Extracted data entries:
"""

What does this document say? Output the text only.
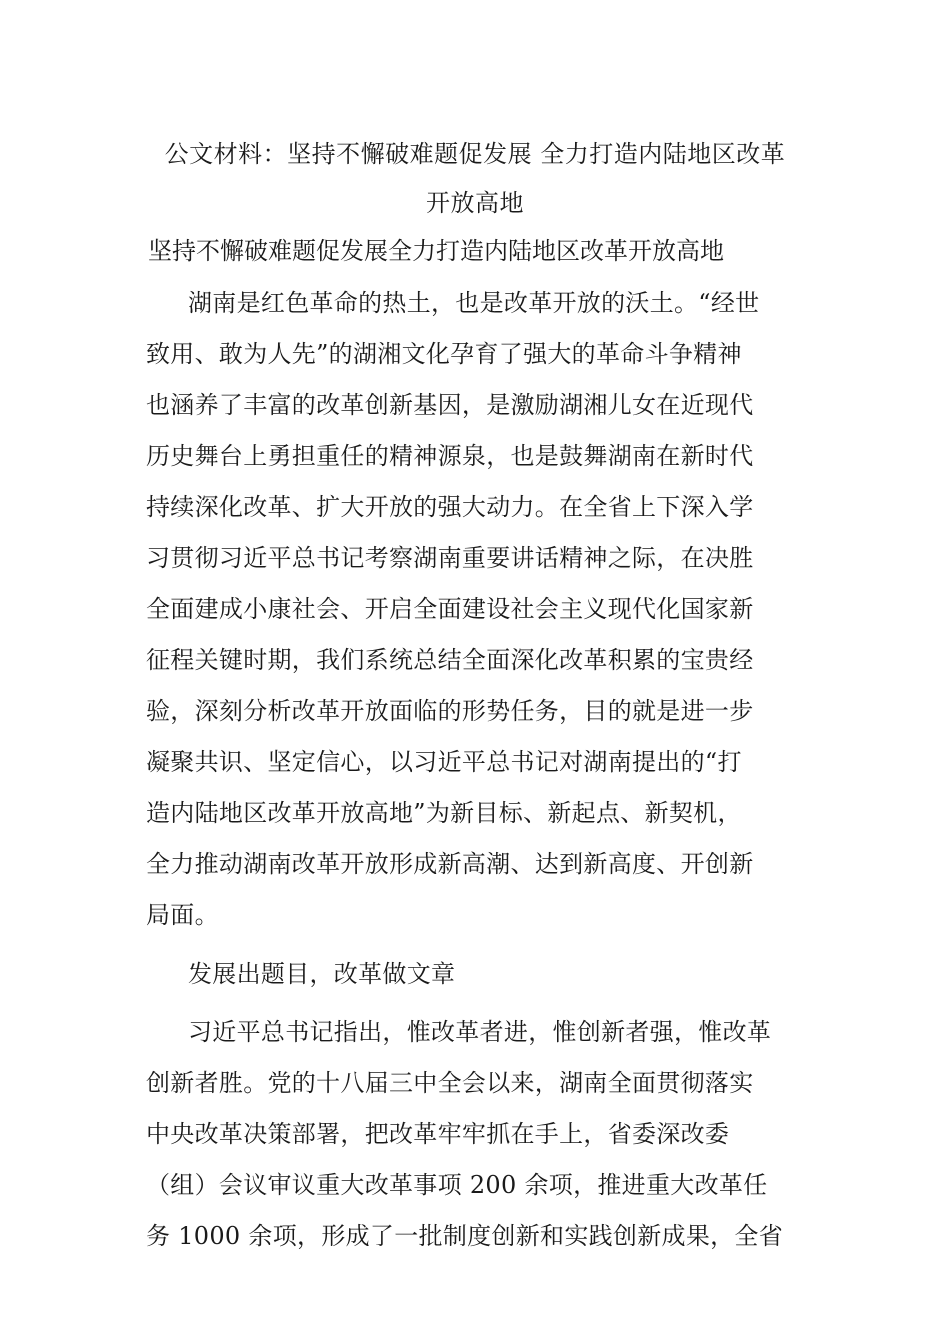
公文材料：坚持不懈破难题促发展 全力打造内陆地区改革
开放高地
坚持不懈破难题促发展全力打造内陆地区改革开放高地
湖南是红色革命的热土，也是改革开放的沃土。“经世
致用、敢为人先”的湖湘文化孕育了强大的革命斗争精神
也涵养了丰富的改革创新基因，是激励湖湘儿女在近现代
历史舞台上勇担重任的精神源泉，也是鼓舞湖南在新时代
持续深化改革、扩大开放的强大动力。在全省上下深入学
习贯彻习近平总书记考察湖南重要讲话精神之际，在决胜
全面建成小康社会、开启全面建设社会主义现代化国家新
征程关键时期，我们系统总结全面深化改革积累的宝贵经
验，深刻分析改革开放面临的形势任务，目的就是进一步
凝聚共识、坚定信心，以习近平总书记对湖南提出的“打
造内陆地区改革开放高地”为新目标、新起点、新契机，
全力推动湖南改革开放形成新高潮、达到新高度、开创新
局面。
发展出题目，改革做文章
习近平总书记指出，惟改革者进，惟创新者强，惟改革
创新者胜。党的十八届三中全会以来，湖南全面贯彻落实
中央改革决策部署，把改革牢牢抓在手上，省委深改委
（组）会议审议重大改革事项 200 余项，推进重大改革任
务 1000 余项，形成了一批制度创新和实践创新成果，全省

"""

Exercise objective - Replicate the material above verbatim; images stay out of the copy.

Exercise answer -
What does this document say? Output the text only.
公文材料：坚持不懈破难题促发展 全力打造内陆地区改革
开放高地
坚持不懈破难题促发展全力打造内陆地区改革开放高地
湖南是红色革命的热土，也是改革开放的沃土。“经世
致用、敢为人先”的湖湘文化孕育了强大的革命斗争精神
也涵养了丰富的改革创新基因，是激励湖湘儿女在近现代
历史舞台上勇担重任的精神源泉，也是鼓舞湖南在新时代
持续深化改革、扩大开放的强大动力。在全省上下深入学
习贯彻习近平总书记考察湖南重要讲话精神之际，在决胜
全面建成小康社会、开启全面建设社会主义现代化国家新
征程关键时期，我们系统总结全面深化改革积累的宝贵经
验，深刻分析改革开放面临的形势任务，目的就是进一步
凝聚共识、坚定信心，以习近平总书记对湖南提出的“打
造内陆地区改革开放高地”为新目标、新起点、新契机，
全力推动湖南改革开放形成新高潮、达到新高度、开创新
局面。
发展出题目，改革做文章
习近平总书记指出，惟改革者进，惟创新者强，惟改革
创新者胜。党的十八届三中全会以来，湖南全面贯彻落实
中央改革决策部署，把改革牢牢抓在手上，省委深改委
（组）会议审议重大改革事项 200 余项，推进重大改革任
务 1000 余项，形成了一批制度创新和实践创新成果，全省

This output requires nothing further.